** Problem details **
Give the entries again from the start through the line with "slide-title-text: Plant Cell: [748, 202, 1203, 345]", replacing every "slide-nav-separator" with "nav-divider" and leaving everything else unchanged.

** Records shown **
== == ==

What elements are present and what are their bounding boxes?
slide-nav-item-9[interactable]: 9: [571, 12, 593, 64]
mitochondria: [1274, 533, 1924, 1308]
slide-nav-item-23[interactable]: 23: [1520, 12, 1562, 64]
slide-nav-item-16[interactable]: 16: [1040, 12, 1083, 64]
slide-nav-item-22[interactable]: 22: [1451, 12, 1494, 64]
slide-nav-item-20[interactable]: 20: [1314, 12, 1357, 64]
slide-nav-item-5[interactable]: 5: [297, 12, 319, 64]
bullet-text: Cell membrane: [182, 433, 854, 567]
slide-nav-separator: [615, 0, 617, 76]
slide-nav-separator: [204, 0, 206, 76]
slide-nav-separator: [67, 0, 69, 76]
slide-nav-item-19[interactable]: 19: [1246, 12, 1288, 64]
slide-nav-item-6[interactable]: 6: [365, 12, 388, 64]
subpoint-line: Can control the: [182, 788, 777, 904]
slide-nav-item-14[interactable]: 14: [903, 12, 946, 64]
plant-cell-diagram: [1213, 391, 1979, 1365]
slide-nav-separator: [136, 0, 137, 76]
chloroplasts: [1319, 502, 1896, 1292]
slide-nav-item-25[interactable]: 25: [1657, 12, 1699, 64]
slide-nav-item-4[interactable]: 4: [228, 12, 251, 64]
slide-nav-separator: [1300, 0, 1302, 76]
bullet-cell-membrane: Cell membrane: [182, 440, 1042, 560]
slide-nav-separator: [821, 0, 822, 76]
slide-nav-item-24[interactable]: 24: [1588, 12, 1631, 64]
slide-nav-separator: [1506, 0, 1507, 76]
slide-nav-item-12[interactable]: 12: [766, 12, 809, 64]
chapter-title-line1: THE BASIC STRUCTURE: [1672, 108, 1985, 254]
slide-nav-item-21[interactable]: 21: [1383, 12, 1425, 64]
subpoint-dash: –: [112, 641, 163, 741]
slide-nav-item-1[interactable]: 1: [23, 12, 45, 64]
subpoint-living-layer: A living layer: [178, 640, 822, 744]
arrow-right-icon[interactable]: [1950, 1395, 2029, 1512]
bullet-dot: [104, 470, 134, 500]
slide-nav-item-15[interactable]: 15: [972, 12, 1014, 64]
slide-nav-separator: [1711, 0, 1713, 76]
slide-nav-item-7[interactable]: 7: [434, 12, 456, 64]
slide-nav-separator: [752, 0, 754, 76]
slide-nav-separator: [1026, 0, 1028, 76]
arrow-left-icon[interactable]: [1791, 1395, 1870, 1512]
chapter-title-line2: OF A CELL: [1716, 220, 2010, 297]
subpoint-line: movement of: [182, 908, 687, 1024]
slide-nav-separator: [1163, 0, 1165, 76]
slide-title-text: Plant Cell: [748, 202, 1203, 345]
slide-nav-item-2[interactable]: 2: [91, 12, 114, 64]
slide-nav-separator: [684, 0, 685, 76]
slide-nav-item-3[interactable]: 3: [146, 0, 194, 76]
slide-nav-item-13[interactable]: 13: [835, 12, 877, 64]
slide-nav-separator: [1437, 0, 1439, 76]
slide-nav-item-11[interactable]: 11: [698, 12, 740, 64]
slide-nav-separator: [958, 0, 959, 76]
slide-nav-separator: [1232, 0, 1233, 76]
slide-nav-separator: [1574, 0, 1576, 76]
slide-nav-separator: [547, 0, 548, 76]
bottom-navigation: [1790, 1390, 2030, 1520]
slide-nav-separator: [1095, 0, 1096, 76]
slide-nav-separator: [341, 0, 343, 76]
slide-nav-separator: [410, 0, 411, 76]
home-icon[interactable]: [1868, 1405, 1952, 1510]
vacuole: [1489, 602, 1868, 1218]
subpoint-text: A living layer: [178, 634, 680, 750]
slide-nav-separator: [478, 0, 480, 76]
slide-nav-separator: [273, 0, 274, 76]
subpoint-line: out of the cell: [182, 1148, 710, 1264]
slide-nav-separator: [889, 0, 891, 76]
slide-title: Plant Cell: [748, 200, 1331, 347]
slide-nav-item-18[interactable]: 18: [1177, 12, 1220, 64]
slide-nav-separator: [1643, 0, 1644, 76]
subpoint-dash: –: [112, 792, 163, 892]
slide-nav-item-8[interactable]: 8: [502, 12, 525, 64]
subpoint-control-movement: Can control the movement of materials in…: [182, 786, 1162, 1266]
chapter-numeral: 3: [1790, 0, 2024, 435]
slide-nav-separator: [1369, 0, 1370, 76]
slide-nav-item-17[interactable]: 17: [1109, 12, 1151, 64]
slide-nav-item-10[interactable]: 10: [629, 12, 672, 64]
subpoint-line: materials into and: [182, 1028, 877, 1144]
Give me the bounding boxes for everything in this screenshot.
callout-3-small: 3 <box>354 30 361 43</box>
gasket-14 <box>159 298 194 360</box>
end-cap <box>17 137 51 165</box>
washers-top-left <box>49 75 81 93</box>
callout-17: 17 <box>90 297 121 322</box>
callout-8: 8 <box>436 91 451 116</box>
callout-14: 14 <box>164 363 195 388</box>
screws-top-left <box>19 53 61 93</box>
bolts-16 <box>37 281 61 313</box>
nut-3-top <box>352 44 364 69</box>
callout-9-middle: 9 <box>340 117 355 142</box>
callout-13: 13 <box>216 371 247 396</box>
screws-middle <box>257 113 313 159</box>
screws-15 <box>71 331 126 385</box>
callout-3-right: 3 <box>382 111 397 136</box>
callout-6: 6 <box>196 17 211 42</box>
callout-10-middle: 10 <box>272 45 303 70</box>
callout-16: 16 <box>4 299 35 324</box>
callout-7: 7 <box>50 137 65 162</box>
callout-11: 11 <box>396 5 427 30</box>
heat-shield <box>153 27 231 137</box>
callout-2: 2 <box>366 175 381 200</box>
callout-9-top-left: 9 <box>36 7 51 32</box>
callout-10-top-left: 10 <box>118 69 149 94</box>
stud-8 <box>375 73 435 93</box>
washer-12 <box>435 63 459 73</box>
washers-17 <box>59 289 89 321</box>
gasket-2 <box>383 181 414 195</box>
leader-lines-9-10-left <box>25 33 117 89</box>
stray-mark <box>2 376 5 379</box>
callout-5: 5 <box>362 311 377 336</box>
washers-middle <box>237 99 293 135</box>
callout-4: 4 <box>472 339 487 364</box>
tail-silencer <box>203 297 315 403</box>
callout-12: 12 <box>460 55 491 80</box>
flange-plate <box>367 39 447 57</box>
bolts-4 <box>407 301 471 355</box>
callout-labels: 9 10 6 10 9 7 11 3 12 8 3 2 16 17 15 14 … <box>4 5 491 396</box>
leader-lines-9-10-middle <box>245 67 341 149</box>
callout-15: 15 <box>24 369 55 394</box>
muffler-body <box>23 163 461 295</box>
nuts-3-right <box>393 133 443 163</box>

== == ==

** Result **
What elements are present and what are their bounding boxes?
slide-nav-item-9[interactable]: 9: [571, 12, 593, 64]
mitochondria: [1274, 533, 1924, 1308]
slide-nav-item-23[interactable]: 23: [1520, 12, 1562, 64]
slide-nav-item-16[interactable]: 16: [1040, 12, 1083, 64]
slide-nav-item-22[interactable]: 22: [1451, 12, 1494, 64]
slide-nav-item-20[interactable]: 20: [1314, 12, 1357, 64]
slide-nav-item-5[interactable]: 5: [297, 12, 319, 64]
bullet-text: Cell membrane: [182, 433, 854, 567]
nav-divider: [615, 0, 617, 76]
nav-divider: [204, 0, 206, 76]
nav-divider: [67, 0, 69, 76]
slide-nav-item-19[interactable]: 19: [1246, 12, 1288, 64]
slide-nav-item-6[interactable]: 6: [365, 12, 388, 64]
subpoint-line: Can control the: [182, 788, 777, 904]
slide-nav-item-14[interactable]: 14: [903, 12, 946, 64]
plant-cell-diagram: [1213, 391, 1979, 1365]
nav-divider: [136, 0, 137, 76]
chloroplasts: [1319, 502, 1896, 1292]
slide-nav-item-25[interactable]: 25: [1657, 12, 1699, 64]
slide-nav-item-4[interactable]: 4: [228, 12, 251, 64]
nav-divider: [1300, 0, 1302, 76]
bullet-cell-membrane: Cell membrane: [182, 440, 1042, 560]
nav-divider: [821, 0, 822, 76]
slide-nav-item-24[interactable]: 24: [1588, 12, 1631, 64]
nav-divider: [1506, 0, 1507, 76]
slide-nav-item-12[interactable]: 12: [766, 12, 809, 64]
chapter-title-line1: THE BASIC STRUCTURE: [1672, 108, 1985, 254]
slide-nav-item-21[interactable]: 21: [1383, 12, 1425, 64]
subpoint-dash: –: [112, 641, 163, 741]
slide-nav-item-1[interactable]: 1: [23, 12, 45, 64]
subpoint-living-layer: A living layer: [178, 640, 822, 744]
arrow-right-icon[interactable]: [1950, 1395, 2029, 1512]
bullet-dot: [104, 470, 134, 500]
slide-nav-item-15[interactable]: 15: [972, 12, 1014, 64]
nav-divider: [1711, 0, 1713, 76]
slide-nav-item-7[interactable]: 7: [434, 12, 456, 64]
nav-divider: [752, 0, 754, 76]
nav-divider: [1026, 0, 1028, 76]
arrow-left-icon[interactable]: [1791, 1395, 1870, 1512]
chapter-title-line2: OF A CELL: [1716, 220, 2010, 297]
subpoint-line: movement of: [182, 908, 687, 1024]
nav-divider: [1163, 0, 1165, 76]
slide-title-text: Plant Cell: [748, 202, 1203, 345]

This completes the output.